— BEGIN DATA IN THIS EXERCISE —

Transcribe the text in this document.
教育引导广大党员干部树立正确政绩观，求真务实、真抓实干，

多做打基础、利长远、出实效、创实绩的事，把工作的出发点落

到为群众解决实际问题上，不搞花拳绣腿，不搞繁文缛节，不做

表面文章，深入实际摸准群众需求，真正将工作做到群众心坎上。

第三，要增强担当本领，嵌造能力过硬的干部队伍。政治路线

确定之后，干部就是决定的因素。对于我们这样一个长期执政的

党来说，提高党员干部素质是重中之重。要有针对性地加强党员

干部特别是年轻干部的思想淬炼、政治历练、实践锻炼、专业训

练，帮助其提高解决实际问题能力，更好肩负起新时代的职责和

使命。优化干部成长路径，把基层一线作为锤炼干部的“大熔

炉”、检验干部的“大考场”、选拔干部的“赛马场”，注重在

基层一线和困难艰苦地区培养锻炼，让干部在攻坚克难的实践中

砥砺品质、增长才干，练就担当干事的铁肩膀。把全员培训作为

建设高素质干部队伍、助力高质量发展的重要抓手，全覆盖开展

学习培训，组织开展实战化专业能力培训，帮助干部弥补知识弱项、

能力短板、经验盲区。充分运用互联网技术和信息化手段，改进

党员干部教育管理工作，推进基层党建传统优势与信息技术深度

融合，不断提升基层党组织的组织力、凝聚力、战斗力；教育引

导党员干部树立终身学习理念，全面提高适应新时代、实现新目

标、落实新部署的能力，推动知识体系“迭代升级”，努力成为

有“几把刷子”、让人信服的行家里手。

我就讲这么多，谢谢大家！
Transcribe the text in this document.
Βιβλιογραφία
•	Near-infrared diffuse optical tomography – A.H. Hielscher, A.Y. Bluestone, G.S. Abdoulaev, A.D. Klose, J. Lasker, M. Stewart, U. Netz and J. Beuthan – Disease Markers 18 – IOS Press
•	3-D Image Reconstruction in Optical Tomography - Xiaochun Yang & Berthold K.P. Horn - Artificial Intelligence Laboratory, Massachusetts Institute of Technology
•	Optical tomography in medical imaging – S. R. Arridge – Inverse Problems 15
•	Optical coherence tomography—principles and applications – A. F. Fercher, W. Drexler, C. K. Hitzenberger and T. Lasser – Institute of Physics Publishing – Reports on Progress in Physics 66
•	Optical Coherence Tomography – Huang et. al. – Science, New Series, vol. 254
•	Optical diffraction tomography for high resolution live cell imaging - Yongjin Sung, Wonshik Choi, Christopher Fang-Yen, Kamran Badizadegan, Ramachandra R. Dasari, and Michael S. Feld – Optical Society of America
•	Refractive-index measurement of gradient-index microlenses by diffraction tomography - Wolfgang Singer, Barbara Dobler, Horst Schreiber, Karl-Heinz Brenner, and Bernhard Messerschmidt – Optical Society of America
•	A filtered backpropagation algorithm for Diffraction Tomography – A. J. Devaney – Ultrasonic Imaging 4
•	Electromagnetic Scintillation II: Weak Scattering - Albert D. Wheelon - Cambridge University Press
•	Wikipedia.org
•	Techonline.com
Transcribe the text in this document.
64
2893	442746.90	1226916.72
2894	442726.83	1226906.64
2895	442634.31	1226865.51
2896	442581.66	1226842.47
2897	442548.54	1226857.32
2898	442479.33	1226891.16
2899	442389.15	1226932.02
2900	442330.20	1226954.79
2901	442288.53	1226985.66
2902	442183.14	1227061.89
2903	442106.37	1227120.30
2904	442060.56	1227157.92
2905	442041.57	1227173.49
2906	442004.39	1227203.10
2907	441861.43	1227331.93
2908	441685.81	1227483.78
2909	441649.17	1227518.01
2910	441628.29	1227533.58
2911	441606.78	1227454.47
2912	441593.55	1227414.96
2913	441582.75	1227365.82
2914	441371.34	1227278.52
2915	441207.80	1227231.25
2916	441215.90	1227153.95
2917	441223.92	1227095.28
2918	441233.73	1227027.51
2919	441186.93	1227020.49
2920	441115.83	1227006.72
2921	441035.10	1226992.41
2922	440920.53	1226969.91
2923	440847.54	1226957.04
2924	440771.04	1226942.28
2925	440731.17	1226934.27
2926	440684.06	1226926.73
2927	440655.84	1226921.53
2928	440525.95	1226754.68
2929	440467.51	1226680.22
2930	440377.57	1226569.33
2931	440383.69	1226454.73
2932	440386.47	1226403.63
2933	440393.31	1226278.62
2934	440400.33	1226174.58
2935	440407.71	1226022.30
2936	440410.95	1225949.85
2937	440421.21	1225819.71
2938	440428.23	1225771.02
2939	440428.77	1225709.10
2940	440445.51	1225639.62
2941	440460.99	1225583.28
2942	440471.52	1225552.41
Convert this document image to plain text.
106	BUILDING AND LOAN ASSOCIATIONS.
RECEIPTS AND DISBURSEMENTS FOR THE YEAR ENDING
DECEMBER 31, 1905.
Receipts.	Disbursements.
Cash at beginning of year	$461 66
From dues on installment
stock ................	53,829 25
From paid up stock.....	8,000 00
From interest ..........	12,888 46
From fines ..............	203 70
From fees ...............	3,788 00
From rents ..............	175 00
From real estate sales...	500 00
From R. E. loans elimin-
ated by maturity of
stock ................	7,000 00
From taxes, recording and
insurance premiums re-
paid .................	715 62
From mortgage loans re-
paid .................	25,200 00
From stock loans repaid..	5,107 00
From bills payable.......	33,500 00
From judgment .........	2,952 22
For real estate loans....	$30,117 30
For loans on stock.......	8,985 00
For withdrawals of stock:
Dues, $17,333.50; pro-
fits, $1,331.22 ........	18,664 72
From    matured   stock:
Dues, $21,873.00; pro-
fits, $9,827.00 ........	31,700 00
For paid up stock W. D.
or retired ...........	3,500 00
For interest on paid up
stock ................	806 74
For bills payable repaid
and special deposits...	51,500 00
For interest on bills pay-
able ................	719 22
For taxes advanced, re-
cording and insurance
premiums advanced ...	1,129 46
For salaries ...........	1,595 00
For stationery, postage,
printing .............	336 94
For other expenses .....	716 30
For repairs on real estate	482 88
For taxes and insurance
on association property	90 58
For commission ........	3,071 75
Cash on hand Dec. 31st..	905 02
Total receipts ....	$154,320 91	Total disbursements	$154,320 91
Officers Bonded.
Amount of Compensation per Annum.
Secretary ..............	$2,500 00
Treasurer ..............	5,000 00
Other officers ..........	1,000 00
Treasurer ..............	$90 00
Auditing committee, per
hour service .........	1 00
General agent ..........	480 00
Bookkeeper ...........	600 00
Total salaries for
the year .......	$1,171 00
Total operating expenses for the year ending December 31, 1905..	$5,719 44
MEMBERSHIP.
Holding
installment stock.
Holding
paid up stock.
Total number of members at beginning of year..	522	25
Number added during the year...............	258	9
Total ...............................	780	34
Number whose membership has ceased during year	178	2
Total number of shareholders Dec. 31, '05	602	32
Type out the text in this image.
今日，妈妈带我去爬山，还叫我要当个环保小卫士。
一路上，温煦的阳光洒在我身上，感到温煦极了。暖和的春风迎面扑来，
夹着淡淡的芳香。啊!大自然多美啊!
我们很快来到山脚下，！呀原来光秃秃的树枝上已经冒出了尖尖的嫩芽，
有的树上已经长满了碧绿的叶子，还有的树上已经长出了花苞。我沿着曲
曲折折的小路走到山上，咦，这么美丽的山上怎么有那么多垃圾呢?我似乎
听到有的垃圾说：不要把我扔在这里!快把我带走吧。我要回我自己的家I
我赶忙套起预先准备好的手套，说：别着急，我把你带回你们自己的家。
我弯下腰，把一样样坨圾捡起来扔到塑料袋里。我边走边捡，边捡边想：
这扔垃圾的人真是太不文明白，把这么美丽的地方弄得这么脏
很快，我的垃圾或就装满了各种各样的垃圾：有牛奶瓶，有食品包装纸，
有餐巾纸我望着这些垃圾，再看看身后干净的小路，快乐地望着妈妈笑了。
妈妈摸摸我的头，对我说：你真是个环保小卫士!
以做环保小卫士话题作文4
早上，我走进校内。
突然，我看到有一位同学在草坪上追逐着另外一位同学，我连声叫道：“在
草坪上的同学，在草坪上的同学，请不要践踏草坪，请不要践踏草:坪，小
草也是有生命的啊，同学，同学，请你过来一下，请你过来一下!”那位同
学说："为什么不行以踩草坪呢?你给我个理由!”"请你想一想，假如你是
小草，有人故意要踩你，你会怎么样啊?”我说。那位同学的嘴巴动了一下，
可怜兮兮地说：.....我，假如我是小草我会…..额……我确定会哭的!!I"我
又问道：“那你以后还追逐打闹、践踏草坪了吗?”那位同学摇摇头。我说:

— END DATA IN THIS EXERCISE —

→ **WHAT YOU WILL DO**
From the entries, copy out each line containing the word "beginning".

→ **EXPECTED ANSWER**
Cash at beginning of year	$461 66
Total number of members at beginning of year..	522	25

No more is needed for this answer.